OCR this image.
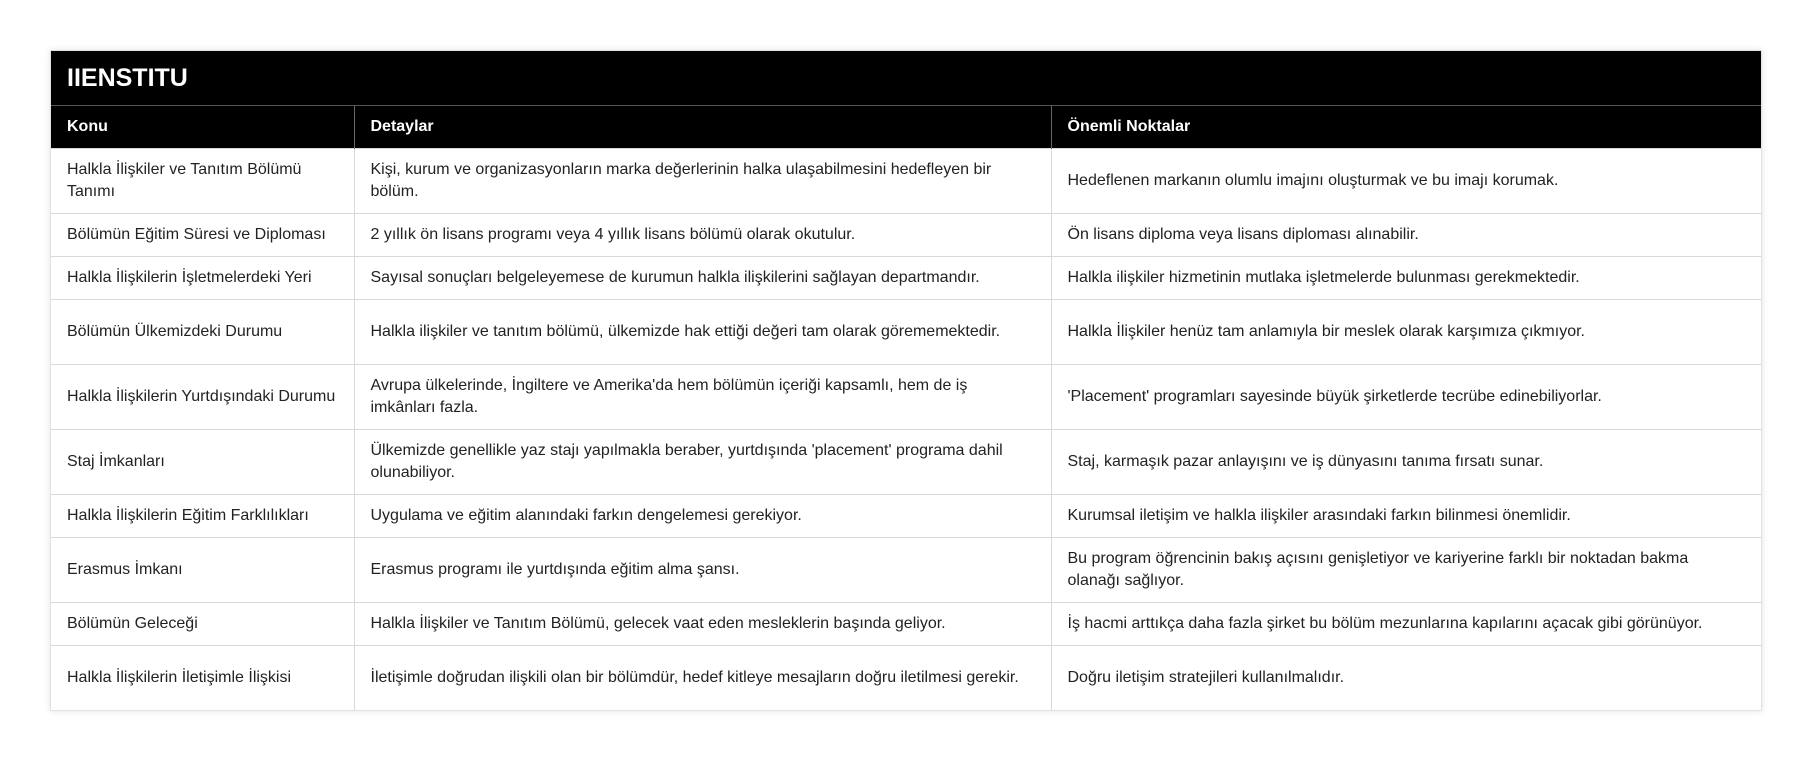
IIENSTITU
Konu	Detaylar	Önemli Noktalar
Halkla İlişkiler ve Tanıtım Bölümü Tanımı	Kişi, kurum ve organizasyonların marka değerlerinin halka ulaşabilmesini hedefleyen bir bölüm.	Hedeflenen markanın olumlu imajını oluşturmak ve bu imajı korumak.
Bölümün Eğitim Süresi ve Diploması	2 yıllık ön lisans programı veya 4 yıllık lisans bölümü olarak okutulur.	Ön lisans diploma veya lisans diploması alınabilir.
Halkla İlişkilerin İşletmelerdeki Yeri	Sayısal sonuçları belgeleyemese de kurumun halkla ilişkilerini sağlayan departmandır.	Halkla ilişkiler hizmetinin mutlaka işletmelerde bulunması gerekmektedir.
Bölümün Ülkemizdeki Durumu	Halkla ilişkiler ve tanıtım bölümü, ülkemizde hak ettiği değeri tam olarak görememektedir.	Halkla İlişkiler henüz tam anlamıyla bir meslek olarak karşımıza çıkmıyor.
Halkla İlişkilerin Yurtdışındaki Durumu	Avrupa ülkelerinde, İngiltere ve Amerika'da hem bölümün içeriği kapsamlı, hem de iş imkânları fazla.	'Placement' programları sayesinde büyük şirketlerde tecrübe edinebiliyorlar.
Staj İmkanları	Ülkemizde genellikle yaz stajı yapılmakla beraber, yurtdışında 'placement' programa dahil olunabiliyor.	Staj, karmaşık pazar anlayışını ve iş dünyasını tanıma fırsatı sunar.
Halkla İlişkilerin Eğitim Farklılıkları	Uygulama ve eğitim alanındaki farkın dengelemesi gerekiyor.	Kurumsal iletişim ve halkla ilişkiler arasındaki farkın bilinmesi önemlidir.
Erasmus İmkanı	Erasmus programı ile yurtdışında eğitim alma şansı.	Bu program öğrencinin bakış açısını genişletiyor ve kariyerine farklı bir noktadan bakma olanağı sağlıyor.
Bölümün Geleceği	Halkla İlişkiler ve Tanıtım Bölümü, gelecek vaat eden mesleklerin başında geliyor.	İş hacmi arttıkça daha fazla şirket bu bölüm mezunlarına kapılarını açacak gibi görünüyor.
Halkla İlişkilerin İletişimle İlişkisi	İletişimle doğrudan ilişkili olan bir bölümdür, hedef kitleye mesajların doğru iletilmesi gerekir.	Doğru iletişim stratejileri kullanılmalıdır.
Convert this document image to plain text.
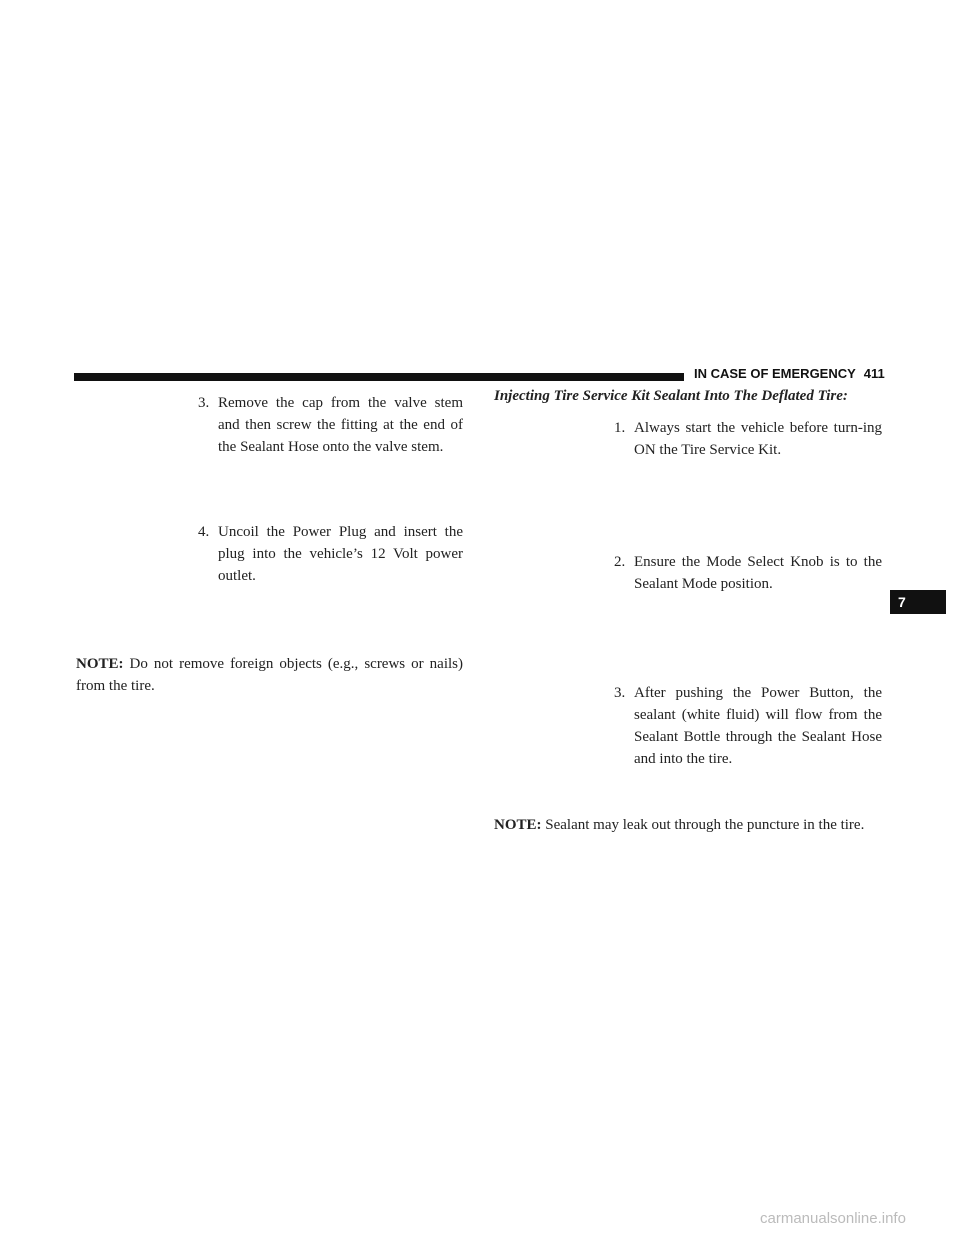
IN CASE OF EMERGENCY 411
7
3. Remove the cap from the valve stem and then screw the fitting at the end of the Sealant Hose onto the valve stem.
4. Uncoil the Power Plug and insert the plug into the vehicle’s 12 Volt power outlet.
NOTE: Do not remove foreign objects (e.g., screws or nails) from the tire.
Injecting Tire Service Kit Sealant Into The Deflated Tire:
1. Always start the vehicle before turn-ing ON the Tire Service Kit.
2. Ensure the Mode Select Knob is to the Sealant Mode position.
3. After pushing the Power Button, the sealant (white fluid) will flow from the Sealant Bottle through the Sealant Hose and into the tire.
NOTE: Sealant may leak out through the puncture in the tire.
carmanualsonline.info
********
**PROBLEM TO SOLVE**
Copy each line exactly, and leave the pictures out of your copy.

**TASK ANSWER**
OCR this image.
IIENSTITU
Konu	Detaylar	Önemli Noktalar
Halkla İlişkiler ve Tanıtım Bölümü Tanımı	Kişi, kurum ve organizasyonların marka değerlerinin halka ulaşabilmesini hedefleyen bir bölüm.	Hedeflenen markanın olumlu imajını oluşturmak ve bu imajı korumak.
Bölümün Eğitim Süresi ve Diploması	2 yıllık ön lisans programı veya 4 yıllık lisans bölümü olarak okutulur.	Ön lisans diploma veya lisans diploması alınabilir.
Halkla İlişkilerin İşletmelerdeki Yeri	Sayısal sonuçları belgeleyemese de kurumun halkla ilişkilerini sağlayan departmandır.	Halkla ilişkiler hizmetinin mutlaka işletmelerde bulunması gerekmektedir.
Bölümün Ülkemizdeki Durumu	Halkla ilişkiler ve tanıtım bölümü, ülkemizde hak ettiği değeri tam olarak görememektedir.	Halkla İlişkiler henüz tam anlamıyla bir meslek olarak karşımıza çıkmıyor.
Halkla İlişkilerin Yurtdışındaki Durumu	Avrupa ülkelerinde, İngiltere ve Amerika'da hem bölümün içeriği kapsamlı, hem de iş imkânları fazla.	'Placement' programları sayesinde büyük şirketlerde tecrübe edinebiliyorlar.
Staj İmkanları	Ülkemizde genellikle yaz stajı yapılmakla beraber, yurtdışında 'placement' programa dahil olunabiliyor.	Staj, karmaşık pazar anlayışını ve iş dünyasını tanıma fırsatı sunar.
Halkla İlişkilerin Eğitim Farklılıkları	Uygulama ve eğitim alanındaki farkın dengelemesi gerekiyor.	Kurumsal iletişim ve halkla ilişkiler arasındaki farkın bilinmesi önemlidir.
Erasmus İmkanı	Erasmus programı ile yurtdışında eğitim alma şansı.	Bu program öğrencinin bakış açısını genişletiyor ve kariyerine farklı bir noktadan bakma olanağı sağlıyor.
Bölümün Geleceği	Halkla İlişkiler ve Tanıtım Bölümü, gelecek vaat eden mesleklerin başında geliyor.	İş hacmi arttıkça daha fazla şirket bu bölüm mezunlarına kapılarını açacak gibi görünüyor.
Halkla İlişkilerin İletişimle İlişkisi	İletişimle doğrudan ilişkili olan bir bölümdür, hedef kitleye mesajların doğru iletilmesi gerekir.	Doğru iletişim stratejileri kullanılmalıdır.
Convert this document image to plain text.
IN CASE OF EMERGENCY 411
7
3. Remove the cap from the valve stem and then screw the fitting at the end of the Sealant Hose onto the valve stem.
4. Uncoil the Power Plug and insert the plug into the vehicle’s 12 Volt power outlet.
NOTE: Do not remove foreign objects (e.g., screws or nails) from the tire.
Injecting Tire Service Kit Sealant Into The Deflated Tire:
1. Always start the vehicle before turn-ing ON the Tire Service Kit.
2. Ensure the Mode Select Knob is to the Sealant Mode position.
3. After pushing the Power Button, the sealant (white fluid) will flow from the Sealant Bottle through the Sealant Hose and into the tire.
NOTE: Sealant may leak out through the puncture in the tire.
carmanualsonline.info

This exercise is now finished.